▶ **Stated task**
Go through the entries below and pick out every line with "when".

[Stored data]
>> Start

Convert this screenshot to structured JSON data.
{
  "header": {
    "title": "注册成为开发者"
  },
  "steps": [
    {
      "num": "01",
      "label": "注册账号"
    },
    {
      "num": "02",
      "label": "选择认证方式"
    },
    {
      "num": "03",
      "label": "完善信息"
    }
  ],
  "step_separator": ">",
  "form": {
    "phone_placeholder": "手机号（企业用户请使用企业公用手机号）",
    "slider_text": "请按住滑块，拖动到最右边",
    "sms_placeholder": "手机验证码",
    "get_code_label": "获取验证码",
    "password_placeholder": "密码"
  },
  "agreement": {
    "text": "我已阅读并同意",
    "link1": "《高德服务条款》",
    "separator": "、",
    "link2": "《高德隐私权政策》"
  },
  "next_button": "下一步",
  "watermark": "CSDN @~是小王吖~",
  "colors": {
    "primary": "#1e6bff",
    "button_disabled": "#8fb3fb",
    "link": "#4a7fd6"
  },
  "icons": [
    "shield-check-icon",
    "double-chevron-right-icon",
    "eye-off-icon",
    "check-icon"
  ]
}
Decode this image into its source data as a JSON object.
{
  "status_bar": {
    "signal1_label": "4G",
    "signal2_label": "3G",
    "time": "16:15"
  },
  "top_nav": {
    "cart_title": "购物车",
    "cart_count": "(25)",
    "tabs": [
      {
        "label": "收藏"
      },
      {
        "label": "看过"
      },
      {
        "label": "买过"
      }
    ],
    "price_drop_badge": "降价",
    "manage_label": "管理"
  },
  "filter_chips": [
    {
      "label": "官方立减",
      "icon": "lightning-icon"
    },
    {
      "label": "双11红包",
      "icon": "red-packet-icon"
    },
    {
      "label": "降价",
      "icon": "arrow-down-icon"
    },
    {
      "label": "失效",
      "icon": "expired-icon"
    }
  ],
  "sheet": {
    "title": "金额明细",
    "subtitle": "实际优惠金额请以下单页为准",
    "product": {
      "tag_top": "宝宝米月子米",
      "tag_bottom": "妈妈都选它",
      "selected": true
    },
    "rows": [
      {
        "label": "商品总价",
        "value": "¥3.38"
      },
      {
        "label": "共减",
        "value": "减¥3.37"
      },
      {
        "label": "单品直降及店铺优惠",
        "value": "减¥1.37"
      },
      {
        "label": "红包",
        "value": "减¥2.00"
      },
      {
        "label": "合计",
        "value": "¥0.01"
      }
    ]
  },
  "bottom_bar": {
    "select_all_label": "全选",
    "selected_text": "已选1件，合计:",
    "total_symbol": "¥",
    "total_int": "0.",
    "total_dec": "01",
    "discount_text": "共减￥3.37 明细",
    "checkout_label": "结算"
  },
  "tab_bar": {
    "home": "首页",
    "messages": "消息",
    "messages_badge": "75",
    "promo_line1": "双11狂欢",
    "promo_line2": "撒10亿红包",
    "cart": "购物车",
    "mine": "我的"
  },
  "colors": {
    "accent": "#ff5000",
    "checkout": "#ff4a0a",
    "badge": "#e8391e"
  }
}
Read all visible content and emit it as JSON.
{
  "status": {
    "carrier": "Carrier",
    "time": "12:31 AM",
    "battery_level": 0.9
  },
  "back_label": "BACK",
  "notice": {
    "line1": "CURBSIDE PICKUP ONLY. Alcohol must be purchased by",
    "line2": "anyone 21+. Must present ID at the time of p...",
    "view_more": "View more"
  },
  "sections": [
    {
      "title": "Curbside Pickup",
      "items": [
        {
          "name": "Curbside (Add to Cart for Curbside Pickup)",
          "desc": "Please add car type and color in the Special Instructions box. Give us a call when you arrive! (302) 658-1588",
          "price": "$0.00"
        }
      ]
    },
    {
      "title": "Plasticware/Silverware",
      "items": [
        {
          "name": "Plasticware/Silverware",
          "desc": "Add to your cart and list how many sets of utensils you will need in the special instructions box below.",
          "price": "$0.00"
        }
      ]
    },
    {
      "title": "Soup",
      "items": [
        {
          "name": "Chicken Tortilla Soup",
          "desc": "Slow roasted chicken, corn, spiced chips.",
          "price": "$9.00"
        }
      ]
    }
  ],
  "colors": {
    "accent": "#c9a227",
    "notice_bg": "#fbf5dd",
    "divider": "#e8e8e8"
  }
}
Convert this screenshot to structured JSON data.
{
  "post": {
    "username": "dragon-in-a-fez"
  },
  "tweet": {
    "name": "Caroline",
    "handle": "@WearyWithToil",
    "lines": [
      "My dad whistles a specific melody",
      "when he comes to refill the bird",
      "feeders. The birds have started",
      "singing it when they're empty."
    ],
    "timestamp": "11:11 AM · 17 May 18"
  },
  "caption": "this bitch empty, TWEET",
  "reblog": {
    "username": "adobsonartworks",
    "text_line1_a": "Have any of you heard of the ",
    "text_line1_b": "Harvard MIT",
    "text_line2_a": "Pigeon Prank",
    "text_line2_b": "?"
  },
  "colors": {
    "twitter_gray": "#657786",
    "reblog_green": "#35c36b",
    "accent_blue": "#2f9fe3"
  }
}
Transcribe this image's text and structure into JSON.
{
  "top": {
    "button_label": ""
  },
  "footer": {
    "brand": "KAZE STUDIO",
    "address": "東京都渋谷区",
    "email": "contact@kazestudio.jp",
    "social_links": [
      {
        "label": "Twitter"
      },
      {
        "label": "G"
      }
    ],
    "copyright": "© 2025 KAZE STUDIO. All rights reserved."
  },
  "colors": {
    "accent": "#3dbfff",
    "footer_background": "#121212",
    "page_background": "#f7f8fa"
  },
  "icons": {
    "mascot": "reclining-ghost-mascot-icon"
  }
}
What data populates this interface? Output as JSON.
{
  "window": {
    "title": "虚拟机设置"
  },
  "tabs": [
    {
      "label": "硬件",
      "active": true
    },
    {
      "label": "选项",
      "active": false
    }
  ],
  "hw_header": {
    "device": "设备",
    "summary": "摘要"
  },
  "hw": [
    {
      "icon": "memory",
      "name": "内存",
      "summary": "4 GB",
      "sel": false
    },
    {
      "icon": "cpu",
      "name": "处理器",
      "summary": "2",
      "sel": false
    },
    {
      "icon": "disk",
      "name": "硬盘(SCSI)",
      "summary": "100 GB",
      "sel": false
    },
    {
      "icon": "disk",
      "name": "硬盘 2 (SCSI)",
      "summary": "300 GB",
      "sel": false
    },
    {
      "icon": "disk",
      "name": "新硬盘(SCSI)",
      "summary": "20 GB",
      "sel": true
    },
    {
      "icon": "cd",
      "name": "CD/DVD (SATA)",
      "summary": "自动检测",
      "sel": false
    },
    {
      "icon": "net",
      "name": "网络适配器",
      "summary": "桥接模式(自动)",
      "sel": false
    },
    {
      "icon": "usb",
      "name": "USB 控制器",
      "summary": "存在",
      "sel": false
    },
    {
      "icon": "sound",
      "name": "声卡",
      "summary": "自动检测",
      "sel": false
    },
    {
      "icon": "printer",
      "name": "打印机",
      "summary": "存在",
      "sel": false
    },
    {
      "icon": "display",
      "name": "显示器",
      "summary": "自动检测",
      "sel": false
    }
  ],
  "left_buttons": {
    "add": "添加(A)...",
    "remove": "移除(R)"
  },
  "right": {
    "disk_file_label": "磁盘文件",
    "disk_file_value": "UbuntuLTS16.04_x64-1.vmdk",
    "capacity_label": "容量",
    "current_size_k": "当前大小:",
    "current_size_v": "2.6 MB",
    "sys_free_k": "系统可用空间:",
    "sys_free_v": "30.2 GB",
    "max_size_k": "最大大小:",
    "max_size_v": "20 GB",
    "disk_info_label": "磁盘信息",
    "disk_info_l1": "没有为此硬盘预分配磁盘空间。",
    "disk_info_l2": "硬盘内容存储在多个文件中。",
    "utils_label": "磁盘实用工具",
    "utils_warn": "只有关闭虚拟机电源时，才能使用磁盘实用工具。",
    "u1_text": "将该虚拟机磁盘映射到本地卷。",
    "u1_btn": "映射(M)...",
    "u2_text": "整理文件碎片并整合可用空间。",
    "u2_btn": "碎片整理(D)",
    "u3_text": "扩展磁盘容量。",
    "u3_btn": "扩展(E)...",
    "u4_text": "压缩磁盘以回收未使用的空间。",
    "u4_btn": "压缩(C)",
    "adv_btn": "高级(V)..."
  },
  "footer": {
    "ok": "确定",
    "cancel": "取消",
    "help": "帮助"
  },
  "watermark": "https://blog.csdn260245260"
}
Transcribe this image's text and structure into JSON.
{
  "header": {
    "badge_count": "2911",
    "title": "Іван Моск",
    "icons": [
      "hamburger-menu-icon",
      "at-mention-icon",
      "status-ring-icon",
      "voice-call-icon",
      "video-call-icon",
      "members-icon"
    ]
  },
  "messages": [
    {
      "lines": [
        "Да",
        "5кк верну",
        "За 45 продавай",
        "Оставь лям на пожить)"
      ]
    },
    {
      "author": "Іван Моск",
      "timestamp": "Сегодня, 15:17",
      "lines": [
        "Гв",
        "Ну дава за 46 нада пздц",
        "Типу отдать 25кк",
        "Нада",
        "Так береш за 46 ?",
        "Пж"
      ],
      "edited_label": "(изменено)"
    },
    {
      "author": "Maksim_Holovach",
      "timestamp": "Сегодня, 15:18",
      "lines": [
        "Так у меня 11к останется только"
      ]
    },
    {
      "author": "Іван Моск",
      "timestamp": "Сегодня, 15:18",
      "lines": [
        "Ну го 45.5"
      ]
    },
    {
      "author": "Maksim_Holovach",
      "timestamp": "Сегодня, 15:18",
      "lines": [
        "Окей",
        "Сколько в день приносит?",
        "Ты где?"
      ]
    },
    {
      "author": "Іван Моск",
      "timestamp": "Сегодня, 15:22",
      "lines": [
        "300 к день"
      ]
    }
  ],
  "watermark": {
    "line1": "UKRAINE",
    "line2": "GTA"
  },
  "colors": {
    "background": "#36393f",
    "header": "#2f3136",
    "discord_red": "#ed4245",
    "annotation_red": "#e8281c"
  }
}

>> End

▶ **Written response**
          "desc": "Please add car type and color in the Special Instructions box. Give us a call when you arrive! (302) 658-1588",
      "when he comes to refill the bird",
      "singing it when they're empty."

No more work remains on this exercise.